| AIM |
Count every line in the following entries where the word "JSON" appears. Give the count alone.

| EXTRACTED MATERIAL |
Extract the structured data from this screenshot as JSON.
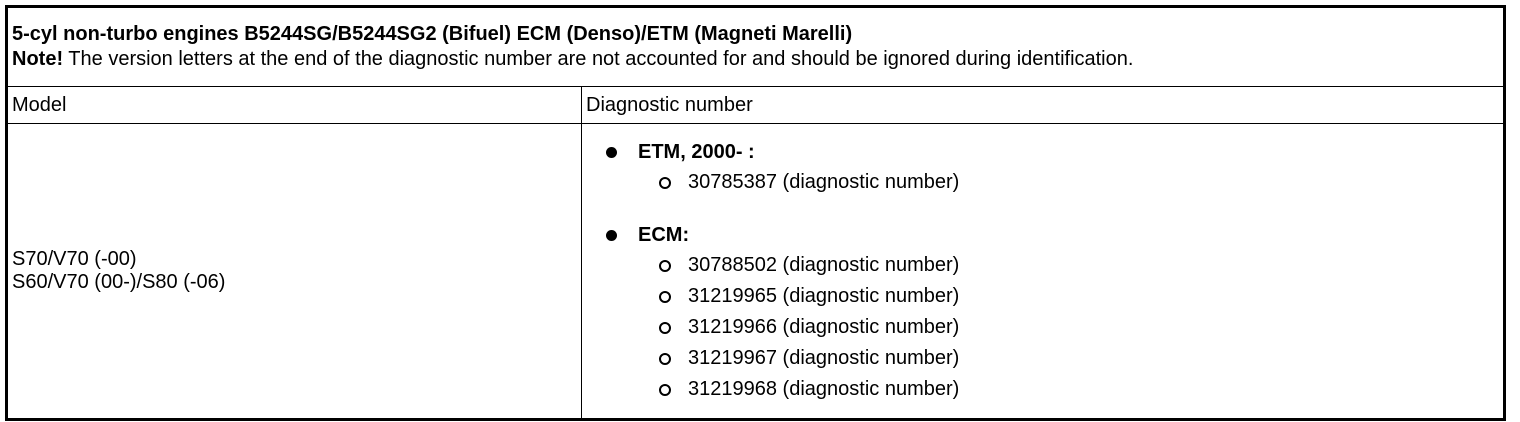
{
  "title": "5-cyl non-turbo engines B5244SG/B5244SG2 (Bifuel) ECM (Denso)/ETM (Magneti Marelli)",
  "note_label": "Note!",
  "note_text": " The version letters at the end of the diagnostic number are not accounted for and should be ignored during identification.",
  "columns": [
    "Model",
    "Diagnostic number"
  ],
  "models": [
    "S70/V70 (-00)",
    "S60/V70 (00-)/S80 (-06)"
  ],
  "groups": [
    {
      "label": "ETM, 2000- :",
      "items": [
        "30785387 (diagnostic number)"
      ]
    },
    {
      "label": "ECM:",
      "items": [
        "30788502 (diagnostic number)",
        "31219965 (diagnostic number)",
        "31219966 (diagnostic number)",
        "31219967 (diagnostic number)",
        "31219968 (diagnostic number)"
      ]
    }
  ]
}
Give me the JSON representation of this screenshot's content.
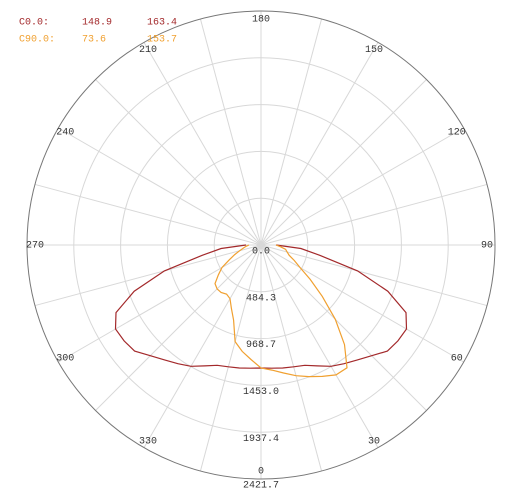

| ANSWER TO THE EXERCISE |
2